**Stated task**
Within the records below, find each line that holds the string "Ленина", then copy it.

[begin Records supplied]

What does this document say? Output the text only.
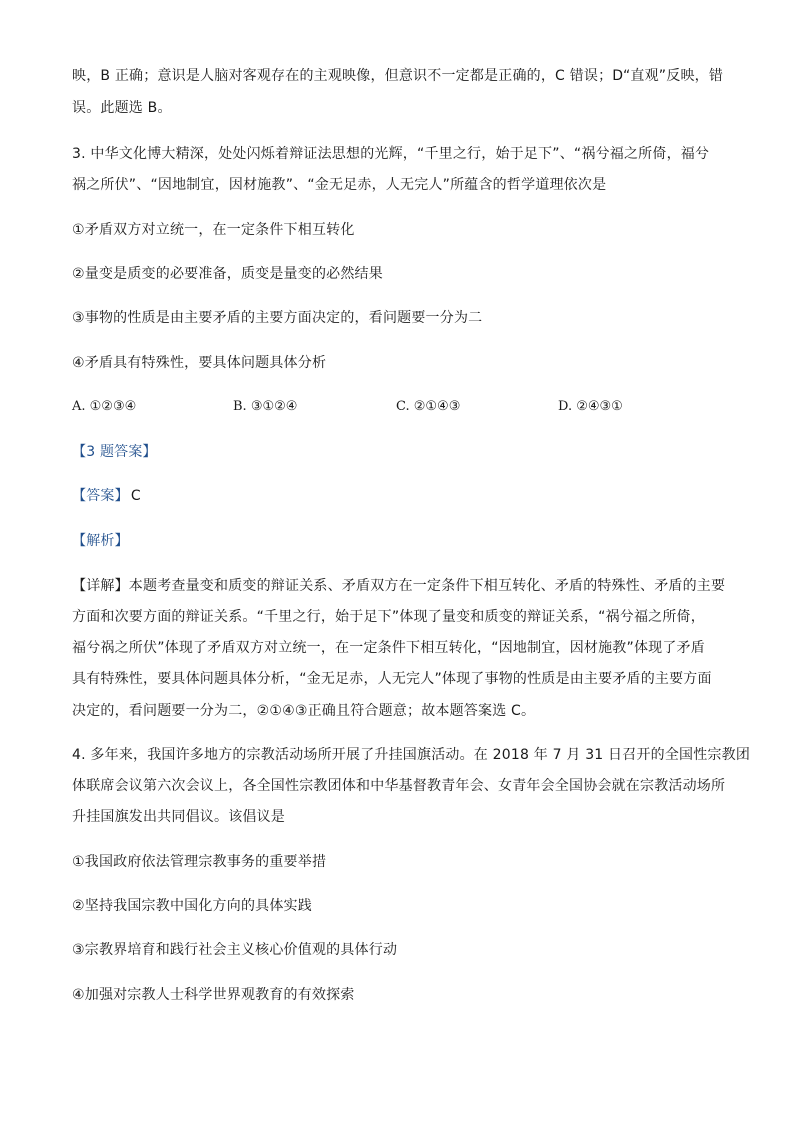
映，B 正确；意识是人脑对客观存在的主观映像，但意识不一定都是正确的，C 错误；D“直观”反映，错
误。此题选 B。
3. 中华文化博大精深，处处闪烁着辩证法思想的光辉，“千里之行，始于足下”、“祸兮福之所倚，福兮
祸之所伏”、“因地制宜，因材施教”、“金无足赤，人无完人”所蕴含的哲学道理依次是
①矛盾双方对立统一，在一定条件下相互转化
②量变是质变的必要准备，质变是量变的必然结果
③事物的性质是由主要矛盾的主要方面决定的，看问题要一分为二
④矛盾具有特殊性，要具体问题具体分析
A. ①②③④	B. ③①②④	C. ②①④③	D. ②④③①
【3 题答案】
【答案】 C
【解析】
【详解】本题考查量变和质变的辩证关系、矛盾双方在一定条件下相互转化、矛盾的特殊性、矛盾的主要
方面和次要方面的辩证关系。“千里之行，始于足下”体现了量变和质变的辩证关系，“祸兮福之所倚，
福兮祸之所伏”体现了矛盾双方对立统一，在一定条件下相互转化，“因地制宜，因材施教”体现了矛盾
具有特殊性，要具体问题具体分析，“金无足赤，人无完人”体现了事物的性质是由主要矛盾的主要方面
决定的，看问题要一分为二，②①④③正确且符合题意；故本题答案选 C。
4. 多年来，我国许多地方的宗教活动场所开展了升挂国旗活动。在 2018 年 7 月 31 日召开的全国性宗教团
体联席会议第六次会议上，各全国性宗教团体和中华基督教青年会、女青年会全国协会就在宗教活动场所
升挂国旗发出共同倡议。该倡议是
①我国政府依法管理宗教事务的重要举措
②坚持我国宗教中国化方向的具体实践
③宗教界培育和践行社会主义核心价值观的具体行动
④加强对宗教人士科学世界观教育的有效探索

[end Records supplied]
[begin Records supplied]

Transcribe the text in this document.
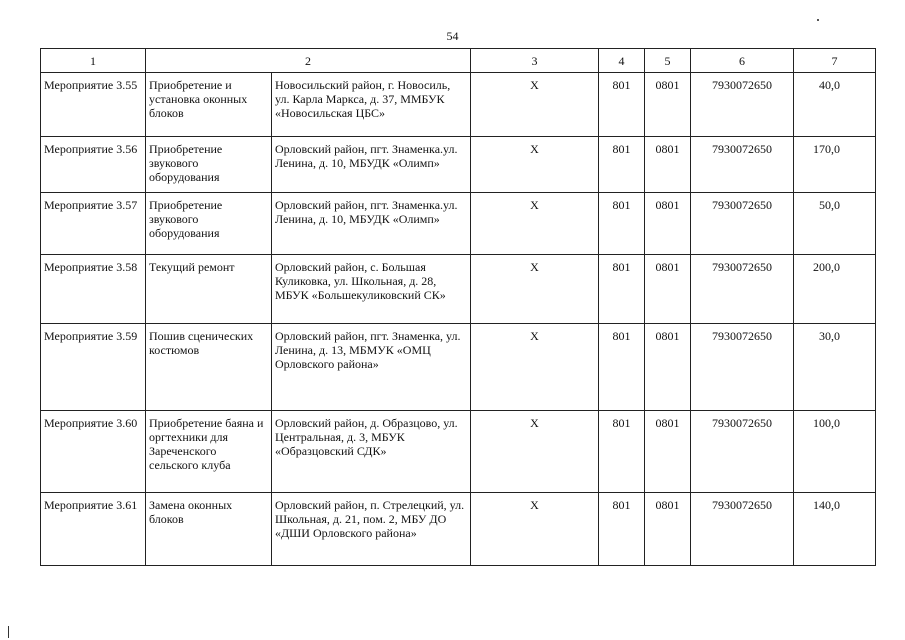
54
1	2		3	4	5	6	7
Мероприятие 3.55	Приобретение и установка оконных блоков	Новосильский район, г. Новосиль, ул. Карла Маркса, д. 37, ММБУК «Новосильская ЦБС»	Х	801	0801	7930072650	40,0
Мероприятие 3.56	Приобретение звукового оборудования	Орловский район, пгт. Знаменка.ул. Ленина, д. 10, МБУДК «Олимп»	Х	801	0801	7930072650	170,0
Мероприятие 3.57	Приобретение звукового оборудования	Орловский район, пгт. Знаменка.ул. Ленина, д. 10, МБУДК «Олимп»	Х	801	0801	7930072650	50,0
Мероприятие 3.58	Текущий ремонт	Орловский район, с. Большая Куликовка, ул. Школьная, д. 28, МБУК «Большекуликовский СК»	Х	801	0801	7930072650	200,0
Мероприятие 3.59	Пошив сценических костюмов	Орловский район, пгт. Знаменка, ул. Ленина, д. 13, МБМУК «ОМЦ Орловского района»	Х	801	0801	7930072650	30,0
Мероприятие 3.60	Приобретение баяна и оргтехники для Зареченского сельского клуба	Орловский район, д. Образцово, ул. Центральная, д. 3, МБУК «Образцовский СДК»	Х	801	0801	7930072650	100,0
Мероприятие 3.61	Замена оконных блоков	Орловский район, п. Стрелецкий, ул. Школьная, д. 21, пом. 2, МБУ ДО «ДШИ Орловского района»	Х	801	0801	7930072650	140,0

[end Records supplied]

**Written solution**
Мероприятие 3.56	Приобретение звукового оборудования	Орловский район, пгт. Знаменка.ул. Ленина, д. 10, МБУДК «Олимп»	Х	801	0801	7930072650	170,0
Мероприятие 3.57	Приобретение звукового оборудования	Орловский район, пгт. Знаменка.ул. Ленина, д. 10, МБУДК «Олимп»	Х	801	0801	7930072650	50,0
Мероприятие 3.59	Пошив сценических костюмов	Орловский район, пгт. Знаменка, ул. Ленина, д. 13, МБМУК «ОМЦ Орловского района»	Х	801	0801	7930072650	30,0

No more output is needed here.